> **SHORT PROBLEM**: Copy every line of the material below word for word, leaving out the pictures.

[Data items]
• • • • • • •

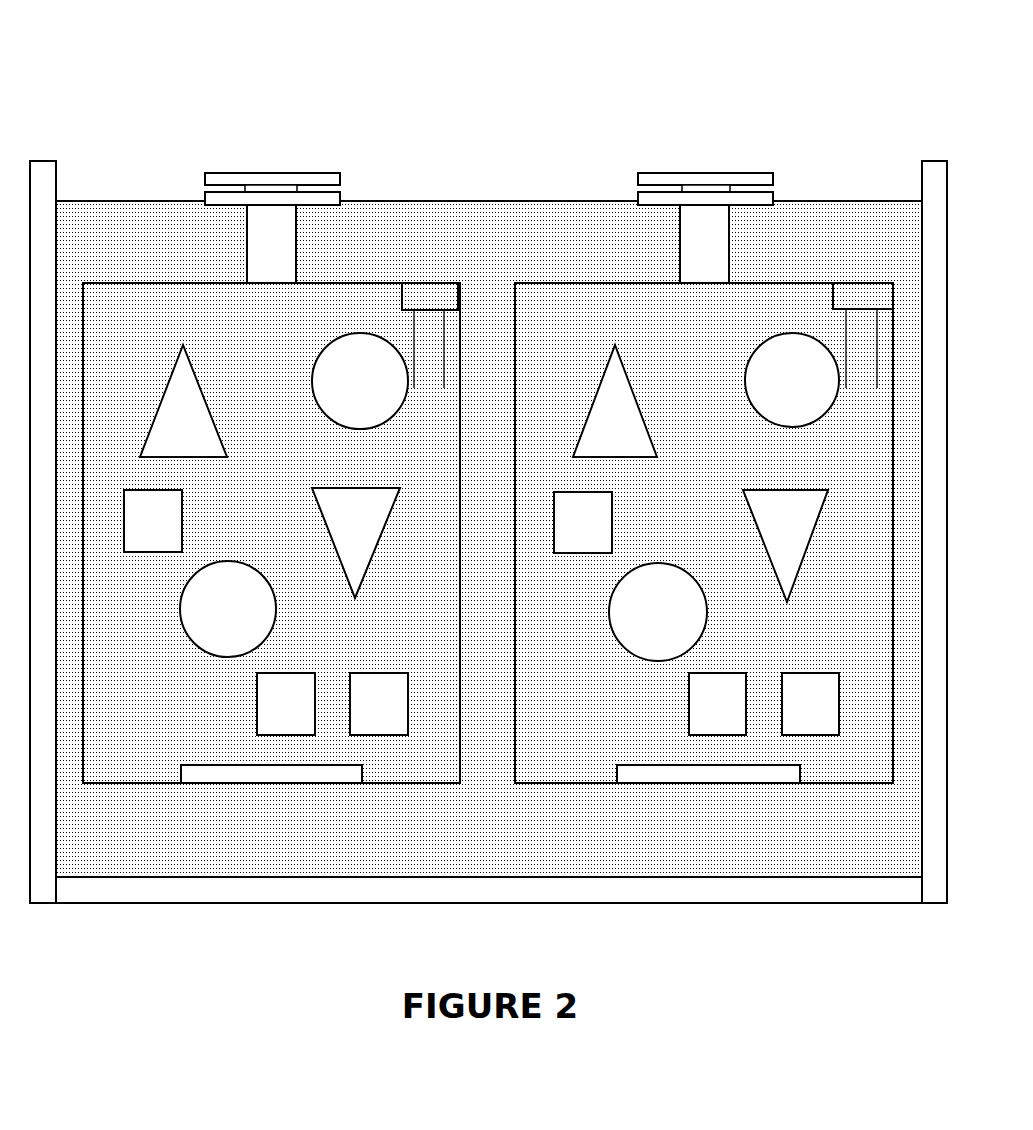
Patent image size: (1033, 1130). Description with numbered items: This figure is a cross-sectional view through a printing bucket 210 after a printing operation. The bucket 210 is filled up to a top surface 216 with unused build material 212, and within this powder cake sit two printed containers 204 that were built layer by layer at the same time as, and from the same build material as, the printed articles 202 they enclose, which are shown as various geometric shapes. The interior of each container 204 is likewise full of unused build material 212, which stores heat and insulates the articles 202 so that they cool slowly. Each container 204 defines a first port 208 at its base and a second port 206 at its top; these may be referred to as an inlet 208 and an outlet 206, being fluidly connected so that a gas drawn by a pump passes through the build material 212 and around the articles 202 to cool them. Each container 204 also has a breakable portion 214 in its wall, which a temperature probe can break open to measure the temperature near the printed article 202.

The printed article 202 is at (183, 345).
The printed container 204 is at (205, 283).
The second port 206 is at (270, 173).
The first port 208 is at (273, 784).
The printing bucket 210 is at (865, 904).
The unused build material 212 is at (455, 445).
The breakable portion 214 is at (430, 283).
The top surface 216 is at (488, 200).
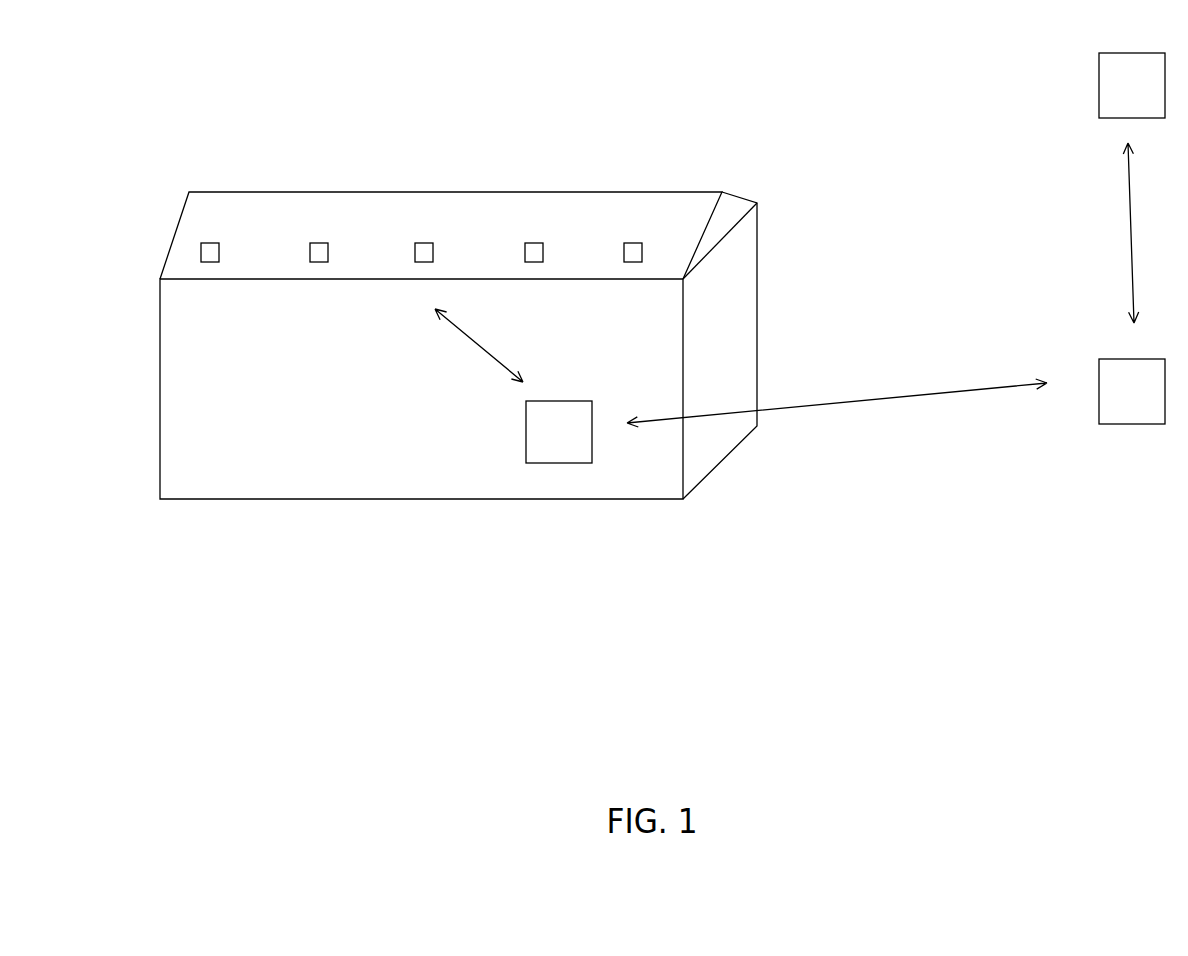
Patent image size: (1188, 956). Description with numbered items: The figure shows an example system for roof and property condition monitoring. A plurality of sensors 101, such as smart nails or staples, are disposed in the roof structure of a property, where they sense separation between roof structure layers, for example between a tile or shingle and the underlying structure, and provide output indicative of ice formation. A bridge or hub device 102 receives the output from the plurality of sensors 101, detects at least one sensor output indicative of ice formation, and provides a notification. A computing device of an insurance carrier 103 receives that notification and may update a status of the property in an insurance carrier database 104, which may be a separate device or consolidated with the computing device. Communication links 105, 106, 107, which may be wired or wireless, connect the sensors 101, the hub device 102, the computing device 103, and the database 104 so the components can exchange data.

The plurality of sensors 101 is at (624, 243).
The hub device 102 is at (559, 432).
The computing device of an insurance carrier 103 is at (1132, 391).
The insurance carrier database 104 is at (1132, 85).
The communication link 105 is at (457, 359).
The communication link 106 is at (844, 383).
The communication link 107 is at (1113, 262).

• • • • • • •

> **EXERCISE OUTPUT**:
Patent image size: (1033, 1130). Description with numbered items: This figure is a cross-sectional view through a printing bucket 210 after a printing operation. The bucket 210 is filled up to a top surface 216 with unused build material 212, and within this powder cake sit two printed containers 204 that were built layer by layer at the same time as, and from the same build material as, the printed articles 202 they enclose, which are shown as various geometric shapes. The interior of each container 204 is likewise full of unused build material 212, which stores heat and insulates the articles 202 so that they cool slowly. Each container 204 defines a first port 208 at its base and a second port 206 at its top; these may be referred to as an inlet 208 and an outlet 206, being fluidly connected so that a gas drawn by a pump passes through the build material 212 and around the articles 202 to cool them. Each container 204 also has a breakable portion 214 in its wall, which a temperature probe can break open to measure the temperature near the printed article 202.

The printed article 202 is at (183, 345).
The printed container 204 is at (205, 283).
The second port 206 is at (270, 173).
The first port 208 is at (273, 784).
The printing bucket 210 is at (865, 904).
The unused build material 212 is at (455, 445).
The breakable portion 214 is at (430, 283).
The top surface 216 is at (488, 200).
Patent image size: (1188, 956). Description with numbered items: The figure shows an example system for roof and property condition monitoring. A plurality of sensors 101, such as smart nails or staples, are disposed in the roof structure of a property, where they sense separation between roof structure layers, for example between a tile or shingle and the underlying structure, and provide output indicative of ice formation. A bridge or hub device 102 receives the output from the plurality of sensors 101, detects at least one sensor output indicative of ice formation, and provides a notification. A computing device of an insurance carrier 103 receives that notification and may update a status of the property in an insurance carrier database 104, which may be a separate device or consolidated with the computing device. Communication links 105, 106, 107, which may be wired or wireless, connect the sensors 101, the hub device 102, the computing device 103, and the database 104 so the components can exchange data.

The plurality of sensors 101 is at (624, 243).
The hub device 102 is at (559, 432).
The computing device of an insurance carrier 103 is at (1132, 391).
The insurance carrier database 104 is at (1132, 85).
The communication link 105 is at (457, 359).
The communication link 106 is at (844, 383).
The communication link 107 is at (1113, 262).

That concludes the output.